For this exercise, copy out each line of the material below that includes "CONTROL".
──────── Data rows
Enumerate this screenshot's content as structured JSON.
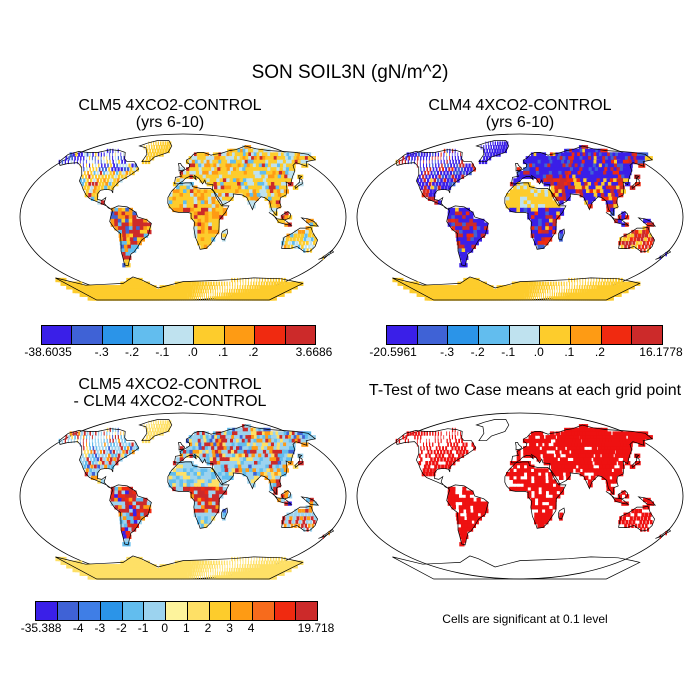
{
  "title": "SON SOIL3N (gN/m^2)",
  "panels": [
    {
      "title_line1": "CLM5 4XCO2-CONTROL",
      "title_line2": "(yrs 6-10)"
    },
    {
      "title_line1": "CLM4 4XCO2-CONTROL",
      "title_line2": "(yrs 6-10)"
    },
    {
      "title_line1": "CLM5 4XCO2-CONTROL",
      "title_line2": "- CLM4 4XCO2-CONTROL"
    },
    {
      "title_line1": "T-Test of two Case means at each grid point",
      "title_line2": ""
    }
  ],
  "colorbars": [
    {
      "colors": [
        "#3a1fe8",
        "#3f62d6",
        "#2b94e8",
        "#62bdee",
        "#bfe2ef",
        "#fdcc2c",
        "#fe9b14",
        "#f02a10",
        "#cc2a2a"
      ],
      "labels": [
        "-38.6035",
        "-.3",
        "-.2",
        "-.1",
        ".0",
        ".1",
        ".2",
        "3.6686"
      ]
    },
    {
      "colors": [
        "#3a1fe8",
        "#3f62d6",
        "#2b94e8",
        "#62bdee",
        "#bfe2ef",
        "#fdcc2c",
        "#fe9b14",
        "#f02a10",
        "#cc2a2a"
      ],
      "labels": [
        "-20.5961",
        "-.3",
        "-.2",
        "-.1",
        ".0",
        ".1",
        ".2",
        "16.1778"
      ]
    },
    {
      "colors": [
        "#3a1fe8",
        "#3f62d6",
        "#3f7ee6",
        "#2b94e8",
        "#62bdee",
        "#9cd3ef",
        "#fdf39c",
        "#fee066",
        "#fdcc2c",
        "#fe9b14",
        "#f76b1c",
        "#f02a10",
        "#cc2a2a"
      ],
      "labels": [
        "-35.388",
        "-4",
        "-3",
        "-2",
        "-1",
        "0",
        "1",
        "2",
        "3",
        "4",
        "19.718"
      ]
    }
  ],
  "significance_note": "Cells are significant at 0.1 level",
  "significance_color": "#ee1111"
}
────────────────
- **Worked answer**
      "title_line1": "CLM5 4XCO2-CONTROL",
      "title_line1": "CLM4 4XCO2-CONTROL",
      "title_line1": "CLM5 4XCO2-CONTROL",
      "title_line2": "- CLM4 4XCO2-CONTROL"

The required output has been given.